*Aim of the task*
Leave out the pictures and repeat everything else in the records exactly.
start Dataset rows
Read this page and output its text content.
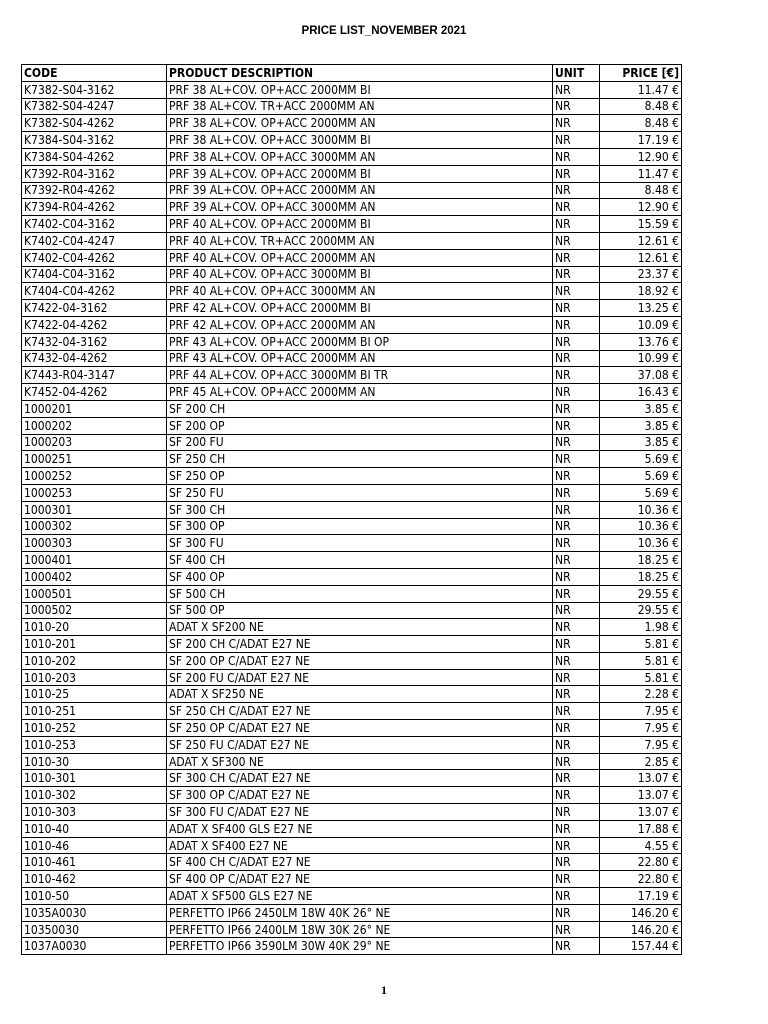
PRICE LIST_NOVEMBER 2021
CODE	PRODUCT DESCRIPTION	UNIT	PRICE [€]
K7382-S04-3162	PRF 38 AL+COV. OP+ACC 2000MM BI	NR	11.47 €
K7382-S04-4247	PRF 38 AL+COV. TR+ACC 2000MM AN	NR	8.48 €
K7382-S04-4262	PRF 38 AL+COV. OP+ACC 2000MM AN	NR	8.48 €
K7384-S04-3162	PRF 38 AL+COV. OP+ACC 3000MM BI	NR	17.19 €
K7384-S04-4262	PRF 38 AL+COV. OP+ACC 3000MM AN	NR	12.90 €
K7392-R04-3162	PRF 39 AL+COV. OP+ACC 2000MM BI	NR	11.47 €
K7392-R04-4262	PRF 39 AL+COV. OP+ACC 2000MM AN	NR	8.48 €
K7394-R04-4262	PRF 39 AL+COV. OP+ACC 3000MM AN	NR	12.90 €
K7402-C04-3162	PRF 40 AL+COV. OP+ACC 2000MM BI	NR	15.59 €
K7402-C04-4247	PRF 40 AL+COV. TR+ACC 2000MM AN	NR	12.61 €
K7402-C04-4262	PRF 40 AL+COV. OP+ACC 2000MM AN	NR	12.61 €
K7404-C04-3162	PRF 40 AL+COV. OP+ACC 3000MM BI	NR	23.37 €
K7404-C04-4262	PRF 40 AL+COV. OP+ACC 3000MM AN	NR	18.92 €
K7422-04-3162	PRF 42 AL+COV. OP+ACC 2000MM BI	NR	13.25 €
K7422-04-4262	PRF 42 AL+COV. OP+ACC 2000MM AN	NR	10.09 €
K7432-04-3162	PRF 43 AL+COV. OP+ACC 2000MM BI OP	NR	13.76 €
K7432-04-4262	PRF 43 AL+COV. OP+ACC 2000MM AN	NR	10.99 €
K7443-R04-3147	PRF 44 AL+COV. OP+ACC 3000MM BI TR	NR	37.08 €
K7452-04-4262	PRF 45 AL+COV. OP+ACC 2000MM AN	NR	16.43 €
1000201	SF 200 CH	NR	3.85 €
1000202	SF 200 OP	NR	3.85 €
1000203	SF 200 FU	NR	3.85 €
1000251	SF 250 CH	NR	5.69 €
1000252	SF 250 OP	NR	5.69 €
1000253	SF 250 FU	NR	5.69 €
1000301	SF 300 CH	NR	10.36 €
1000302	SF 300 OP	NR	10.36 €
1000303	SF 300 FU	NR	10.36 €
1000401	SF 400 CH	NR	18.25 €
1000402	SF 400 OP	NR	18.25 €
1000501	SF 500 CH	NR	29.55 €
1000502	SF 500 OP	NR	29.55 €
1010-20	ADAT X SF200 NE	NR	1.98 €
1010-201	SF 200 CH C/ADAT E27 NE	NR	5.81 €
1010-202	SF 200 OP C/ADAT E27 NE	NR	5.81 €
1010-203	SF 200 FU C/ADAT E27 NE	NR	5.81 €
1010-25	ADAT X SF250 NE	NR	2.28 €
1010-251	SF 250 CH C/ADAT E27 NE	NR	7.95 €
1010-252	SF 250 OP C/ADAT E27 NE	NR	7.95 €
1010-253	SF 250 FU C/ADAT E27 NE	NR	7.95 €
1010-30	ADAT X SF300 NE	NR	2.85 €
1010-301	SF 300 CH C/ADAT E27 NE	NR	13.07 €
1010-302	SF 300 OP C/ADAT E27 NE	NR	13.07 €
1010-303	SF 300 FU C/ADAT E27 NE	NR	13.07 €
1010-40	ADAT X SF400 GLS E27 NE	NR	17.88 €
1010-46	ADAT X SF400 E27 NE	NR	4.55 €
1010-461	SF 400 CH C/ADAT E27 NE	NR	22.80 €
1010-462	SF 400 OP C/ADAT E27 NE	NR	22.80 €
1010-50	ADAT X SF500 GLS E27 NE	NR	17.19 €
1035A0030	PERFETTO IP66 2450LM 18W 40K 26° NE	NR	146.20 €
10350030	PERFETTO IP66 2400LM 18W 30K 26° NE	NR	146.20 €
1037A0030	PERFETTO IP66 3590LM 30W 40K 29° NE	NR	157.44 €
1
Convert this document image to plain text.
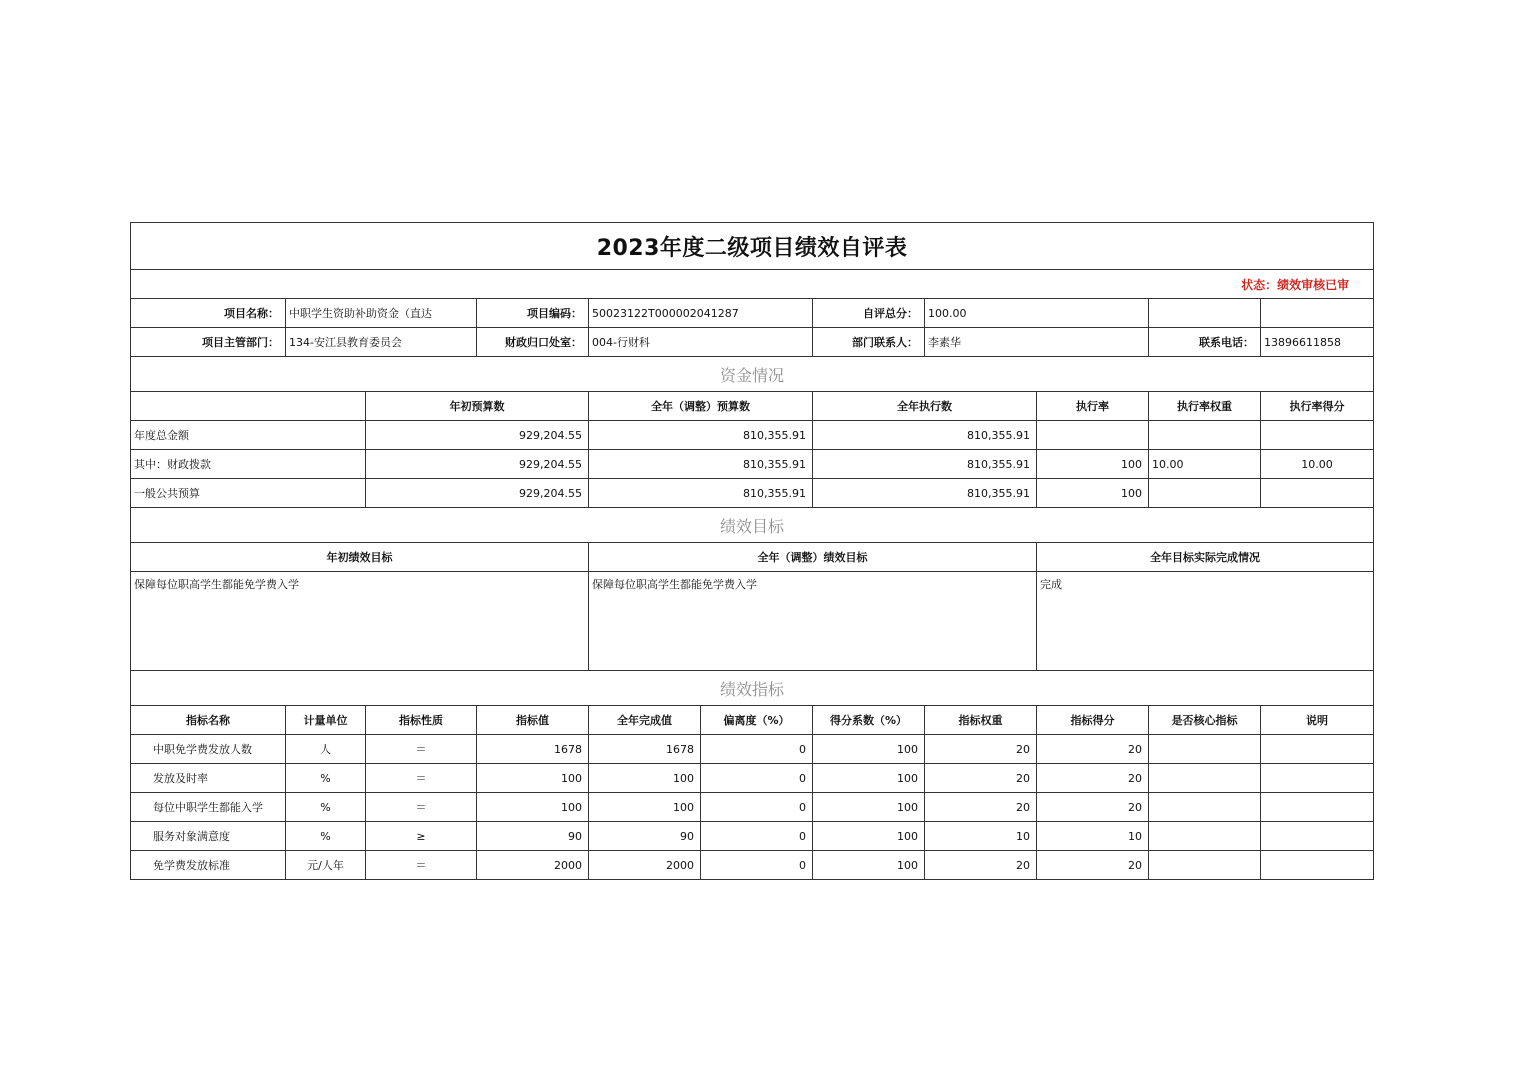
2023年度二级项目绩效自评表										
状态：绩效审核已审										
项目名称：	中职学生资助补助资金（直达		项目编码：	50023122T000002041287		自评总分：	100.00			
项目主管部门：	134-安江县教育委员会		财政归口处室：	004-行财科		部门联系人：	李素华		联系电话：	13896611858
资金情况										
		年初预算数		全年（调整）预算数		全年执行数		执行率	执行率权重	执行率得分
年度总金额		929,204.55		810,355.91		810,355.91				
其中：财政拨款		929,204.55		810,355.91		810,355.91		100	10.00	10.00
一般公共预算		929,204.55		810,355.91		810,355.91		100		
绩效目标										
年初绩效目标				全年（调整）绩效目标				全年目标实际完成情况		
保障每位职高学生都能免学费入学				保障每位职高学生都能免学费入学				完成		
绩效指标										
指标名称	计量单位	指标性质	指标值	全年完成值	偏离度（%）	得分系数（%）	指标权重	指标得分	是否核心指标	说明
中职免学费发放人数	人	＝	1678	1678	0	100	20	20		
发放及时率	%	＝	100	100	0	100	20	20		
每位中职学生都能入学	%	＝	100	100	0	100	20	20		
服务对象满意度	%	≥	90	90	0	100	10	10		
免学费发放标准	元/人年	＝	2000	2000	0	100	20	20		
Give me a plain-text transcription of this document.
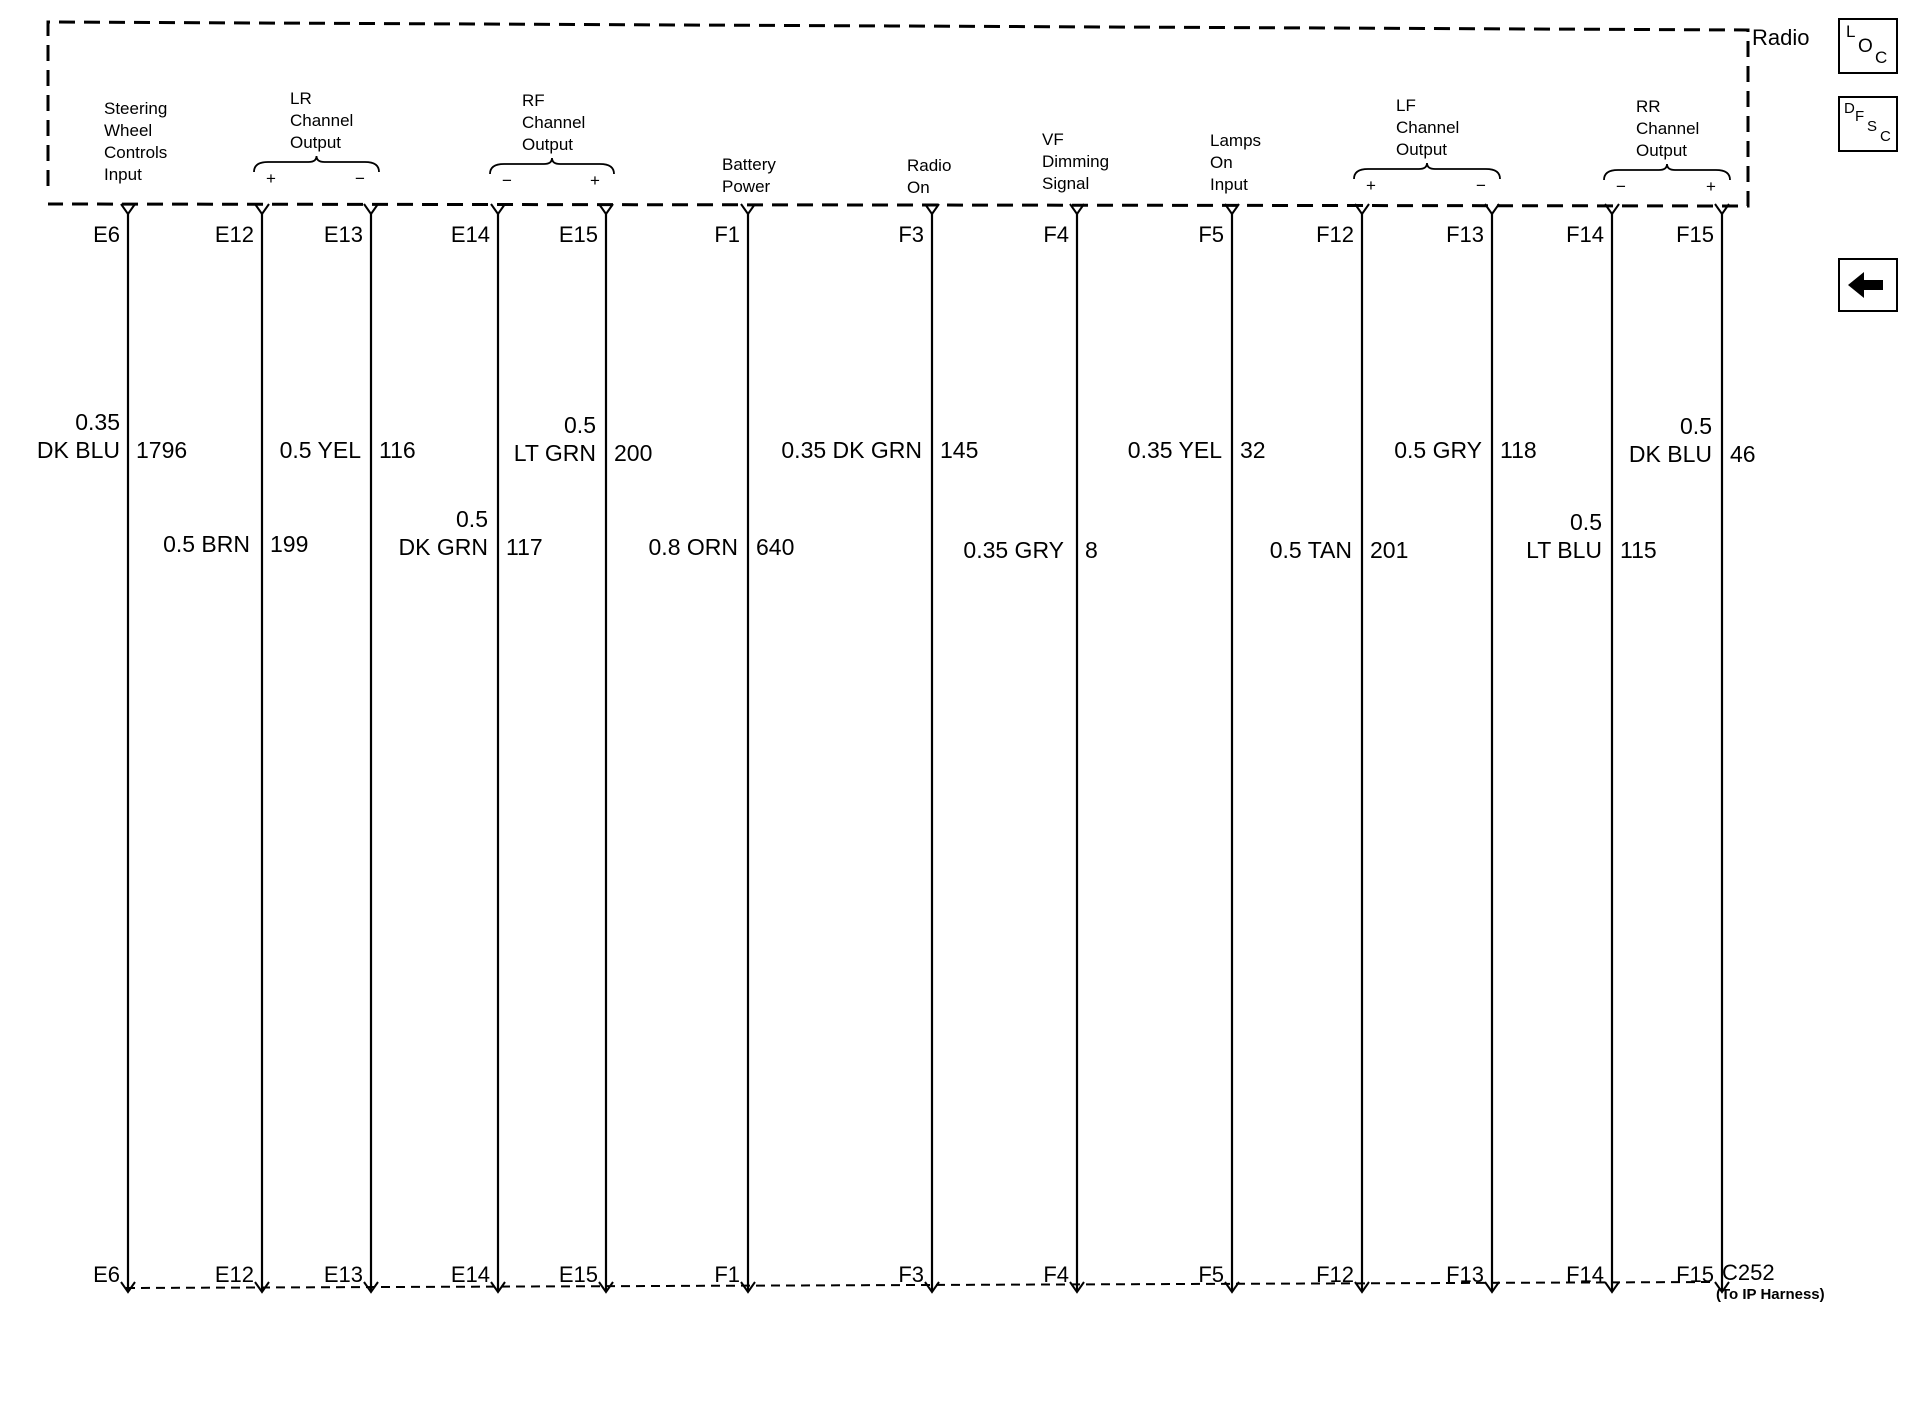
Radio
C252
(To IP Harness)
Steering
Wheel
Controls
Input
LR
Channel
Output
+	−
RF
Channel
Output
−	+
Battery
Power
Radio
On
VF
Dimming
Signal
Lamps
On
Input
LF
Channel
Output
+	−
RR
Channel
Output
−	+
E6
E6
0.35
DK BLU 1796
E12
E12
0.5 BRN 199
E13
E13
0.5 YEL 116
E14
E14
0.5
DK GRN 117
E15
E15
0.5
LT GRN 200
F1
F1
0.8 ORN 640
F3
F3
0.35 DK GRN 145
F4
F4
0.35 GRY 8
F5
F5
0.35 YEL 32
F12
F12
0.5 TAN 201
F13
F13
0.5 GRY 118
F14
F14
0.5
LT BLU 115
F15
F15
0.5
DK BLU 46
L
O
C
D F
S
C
end Dataset rows
*Expected answer*
Read this page and output its text content.
PRICE LIST_NOVEMBER 2021
CODE	PRODUCT DESCRIPTION	UNIT	PRICE [€]
K7382-S04-3162	PRF 38 AL+COV. OP+ACC 2000MM BI	NR	11.47 €
K7382-S04-4247	PRF 38 AL+COV. TR+ACC 2000MM AN	NR	8.48 €
K7382-S04-4262	PRF 38 AL+COV. OP+ACC 2000MM AN	NR	8.48 €
K7384-S04-3162	PRF 38 AL+COV. OP+ACC 3000MM BI	NR	17.19 €
K7384-S04-4262	PRF 38 AL+COV. OP+ACC 3000MM AN	NR	12.90 €
K7392-R04-3162	PRF 39 AL+COV. OP+ACC 2000MM BI	NR	11.47 €
K7392-R04-4262	PRF 39 AL+COV. OP+ACC 2000MM AN	NR	8.48 €
K7394-R04-4262	PRF 39 AL+COV. OP+ACC 3000MM AN	NR	12.90 €
K7402-C04-3162	PRF 40 AL+COV. OP+ACC 2000MM BI	NR	15.59 €
K7402-C04-4247	PRF 40 AL+COV. TR+ACC 2000MM AN	NR	12.61 €
K7402-C04-4262	PRF 40 AL+COV. OP+ACC 2000MM AN	NR	12.61 €
K7404-C04-3162	PRF 40 AL+COV. OP+ACC 3000MM BI	NR	23.37 €
K7404-C04-4262	PRF 40 AL+COV. OP+ACC 3000MM AN	NR	18.92 €
K7422-04-3162	PRF 42 AL+COV. OP+ACC 2000MM BI	NR	13.25 €
K7422-04-4262	PRF 42 AL+COV. OP+ACC 2000MM AN	NR	10.09 €
K7432-04-3162	PRF 43 AL+COV. OP+ACC 2000MM BI OP	NR	13.76 €
K7432-04-4262	PRF 43 AL+COV. OP+ACC 2000MM AN	NR	10.99 €
K7443-R04-3147	PRF 44 AL+COV. OP+ACC 3000MM BI TR	NR	37.08 €
K7452-04-4262	PRF 45 AL+COV. OP+ACC 2000MM AN	NR	16.43 €
1000201	SF 200 CH	NR	3.85 €
1000202	SF 200 OP	NR	3.85 €
1000203	SF 200 FU	NR	3.85 €
1000251	SF 250 CH	NR	5.69 €
1000252	SF 250 OP	NR	5.69 €
1000253	SF 250 FU	NR	5.69 €
1000301	SF 300 CH	NR	10.36 €
1000302	SF 300 OP	NR	10.36 €
1000303	SF 300 FU	NR	10.36 €
1000401	SF 400 CH	NR	18.25 €
1000402	SF 400 OP	NR	18.25 €
1000501	SF 500 CH	NR	29.55 €
1000502	SF 500 OP	NR	29.55 €
1010-20	ADAT X SF200 NE	NR	1.98 €
1010-201	SF 200 CH C/ADAT E27 NE	NR	5.81 €
1010-202	SF 200 OP C/ADAT E27 NE	NR	5.81 €
1010-203	SF 200 FU C/ADAT E27 NE	NR	5.81 €
1010-25	ADAT X SF250 NE	NR	2.28 €
1010-251	SF 250 CH C/ADAT E27 NE	NR	7.95 €
1010-252	SF 250 OP C/ADAT E27 NE	NR	7.95 €
1010-253	SF 250 FU C/ADAT E27 NE	NR	7.95 €
1010-30	ADAT X SF300 NE	NR	2.85 €
1010-301	SF 300 CH C/ADAT E27 NE	NR	13.07 €
1010-302	SF 300 OP C/ADAT E27 NE	NR	13.07 €
1010-303	SF 300 FU C/ADAT E27 NE	NR	13.07 €
1010-40	ADAT X SF400 GLS E27 NE	NR	17.88 €
1010-46	ADAT X SF400 E27 NE	NR	4.55 €
1010-461	SF 400 CH C/ADAT E27 NE	NR	22.80 €
1010-462	SF 400 OP C/ADAT E27 NE	NR	22.80 €
1010-50	ADAT X SF500 GLS E27 NE	NR	17.19 €
1035A0030	PERFETTO IP66 2450LM 18W 40K 26° NE	NR	146.20 €
10350030	PERFETTO IP66 2400LM 18W 30K 26° NE	NR	146.20 €
1037A0030	PERFETTO IP66 3590LM 30W 40K 29° NE	NR	157.44 €
1
Convert this document image to plain text.
2023年度二级项目绩效自评表										
状态：绩效审核已审										
项目名称：	中职学生资助补助资金（直达		项目编码：	50023122T000002041287		自评总分：	100.00			
项目主管部门：	134-安江县教育委员会		财政归口处室：	004-行财科		部门联系人：	李素华		联系电话：	13896611858
资金情况										
		年初预算数		全年（调整）预算数		全年执行数		执行率	执行率权重	执行率得分
年度总金额		929,204.55		810,355.91		810,355.91				
其中：财政拨款		929,204.55		810,355.91		810,355.91		100	10.00	10.00
一般公共预算		929,204.55		810,355.91		810,355.91		100		
绩效目标										
年初绩效目标				全年（调整）绩效目标				全年目标实际完成情况		
保障每位职高学生都能免学费入学				保障每位职高学生都能免学费入学				完成		
绩效指标										
指标名称	计量单位	指标性质	指标值	全年完成值	偏离度（%）	得分系数（%）	指标权重	指标得分	是否核心指标	说明
中职免学费发放人数	人	＝	1678	1678	0	100	20	20		
发放及时率	%	＝	100	100	0	100	20	20		
每位中职学生都能入学	%	＝	100	100	0	100	20	20		
服务对象满意度	%	≥	90	90	0	100	10	10		
免学费发放标准	元/人年	＝	2000	2000	0	100	20	20		
Give me a plain-text transcription of this document.
Radio
C252
(To IP Harness)
Steering
Wheel
Controls
Input
LR
Channel
Output
+	−
RF
Channel
Output
−	+
Battery
Power
Radio
On
VF
Dimming
Signal
Lamps
On
Input
LF
Channel
Output
+	−
RR
Channel
Output
−	+
E6
E6
0.35
DK BLU 1796
E12
E12
0.5 BRN 199
E13
E13
0.5 YEL 116
E14
E14
0.5
DK GRN 117
E15
E15
0.5
LT GRN 200
F1
F1
0.8 ORN 640
F3
F3
0.35 DK GRN 145
F4
F4
0.35 GRY 8
F5
F5
0.35 YEL 32
F12
F12
0.5 TAN 201
F13
F13
0.5 GRY 118
F14
F14
0.5
LT BLU 115
F15
F15
0.5
DK BLU 46
L
O
C
D F
S
C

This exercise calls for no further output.